• YOUR INSTRUCTIONS:
Render every entry exactly as it appears.

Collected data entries
+-------+

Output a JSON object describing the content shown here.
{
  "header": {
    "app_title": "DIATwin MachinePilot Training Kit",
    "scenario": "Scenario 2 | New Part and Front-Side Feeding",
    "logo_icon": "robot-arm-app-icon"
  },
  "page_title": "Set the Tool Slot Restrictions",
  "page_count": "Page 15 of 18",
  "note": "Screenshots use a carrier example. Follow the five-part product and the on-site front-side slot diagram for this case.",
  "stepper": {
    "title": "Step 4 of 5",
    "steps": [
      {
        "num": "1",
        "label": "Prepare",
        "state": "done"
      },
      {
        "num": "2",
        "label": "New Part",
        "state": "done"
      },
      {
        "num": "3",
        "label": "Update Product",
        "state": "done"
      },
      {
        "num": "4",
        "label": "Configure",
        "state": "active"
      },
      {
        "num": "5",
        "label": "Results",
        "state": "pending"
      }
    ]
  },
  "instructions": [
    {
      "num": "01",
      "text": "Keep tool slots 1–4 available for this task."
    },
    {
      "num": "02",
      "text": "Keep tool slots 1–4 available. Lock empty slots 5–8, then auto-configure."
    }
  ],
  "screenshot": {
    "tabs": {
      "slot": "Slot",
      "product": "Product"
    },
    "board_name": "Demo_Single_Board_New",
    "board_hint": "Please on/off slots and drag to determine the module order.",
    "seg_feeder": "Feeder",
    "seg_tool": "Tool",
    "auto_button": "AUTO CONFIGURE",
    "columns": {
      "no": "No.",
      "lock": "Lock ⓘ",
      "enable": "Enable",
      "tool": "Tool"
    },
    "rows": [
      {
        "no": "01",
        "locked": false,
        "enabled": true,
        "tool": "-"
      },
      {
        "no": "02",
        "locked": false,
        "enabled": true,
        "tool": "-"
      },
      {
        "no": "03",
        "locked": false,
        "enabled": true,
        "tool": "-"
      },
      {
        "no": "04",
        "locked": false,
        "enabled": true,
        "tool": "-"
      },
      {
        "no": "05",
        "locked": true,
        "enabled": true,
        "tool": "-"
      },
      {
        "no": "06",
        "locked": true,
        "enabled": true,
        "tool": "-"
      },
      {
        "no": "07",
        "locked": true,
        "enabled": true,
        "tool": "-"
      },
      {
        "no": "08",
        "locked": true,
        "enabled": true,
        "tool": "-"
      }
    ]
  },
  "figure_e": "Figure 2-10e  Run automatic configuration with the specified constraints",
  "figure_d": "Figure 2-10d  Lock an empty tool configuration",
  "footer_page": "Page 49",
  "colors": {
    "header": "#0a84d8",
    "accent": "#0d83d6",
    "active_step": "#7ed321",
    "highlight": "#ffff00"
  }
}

+-------+

• RESULT OF THIS EXERCISE:
Output a JSON object describing the content shown here.
{
  "header": {
    "app_title": "DIATwin MachinePilot Training Kit",
    "scenario": "Scenario 2 | New Part and Front-Side Feeding",
    "logo_icon": "robot-arm-app-icon"
  },
  "page_title": "Set the Tool Slot Restrictions",
  "page_count": "Page 15 of 18",
  "note": "Screenshots use a carrier example. Follow the five-part product and the on-site front-side slot diagram for this case.",
  "stepper": {
    "title": "Step 4 of 5",
    "steps": [
      {
        "num": "1",
        "label": "Prepare",
        "state": "done"
      },
      {
        "num": "2",
        "label": "New Part",
        "state": "done"
      },
      {
        "num": "3",
        "label": "Update Product",
        "state": "done"
      },
      {
        "num": "4",
        "label": "Configure",
        "state": "active"
      },
      {
        "num": "5",
        "label": "Results",
        "state": "pending"
      }
    ]
  },
  "instructions": [
    {
      "num": "01",
      "text": "Keep tool slots 1–4 available for this task."
    },
    {
      "num": "02",
      "text": "Keep tool slots 1–4 available. Lock empty slots 5–8, then auto-configure."
    }
  ],
  "screenshot": {
    "tabs": {
      "slot": "Slot",
      "product": "Product"
    },
    "board_name": "Demo_Single_Board_New",
    "board_hint": "Please on/off slots and drag to determine the module order.",
    "seg_feeder": "Feeder",
    "seg_tool": "Tool",
    "auto_button": "AUTO CONFIGURE",
    "columns": {
      "no": "No.",
      "lock": "Lock ⓘ",
      "enable": "Enable",
      "tool": "Tool"
    },
    "rows": [
      {
        "no": "01",
        "locked": false,
        "enabled": true,
        "tool": "-"
      },
      {
        "no": "02",
        "locked": false,
        "enabled": true,
        "tool": "-"
      },
      {
        "no": "03",
        "locked": false,
        "enabled": true,
        "tool": "-"
      },
      {
        "no": "04",
        "locked": false,
        "enabled": true,
        "tool": "-"
      },
      {
        "no": "05",
        "locked": true,
        "enabled": true,
        "tool": "-"
      },
      {
        "no": "06",
        "locked": true,
        "enabled": true,
        "tool": "-"
      },
      {
        "no": "07",
        "locked": true,
        "enabled": true,
        "tool": "-"
      },
      {
        "no": "08",
        "locked": true,
        "enabled": true,
        "tool": "-"
      }
    ]
  },
  "figure_e": "Figure 2-10e  Run automatic configuration with the specified constraints",
  "figure_d": "Figure 2-10d  Lock an empty tool configuration",
  "footer_page": "Page 49",
  "colors": {
    "header": "#0a84d8",
    "accent": "#0d83d6",
    "active_step": "#7ed321",
    "highlight": "#ffff00"
  }
}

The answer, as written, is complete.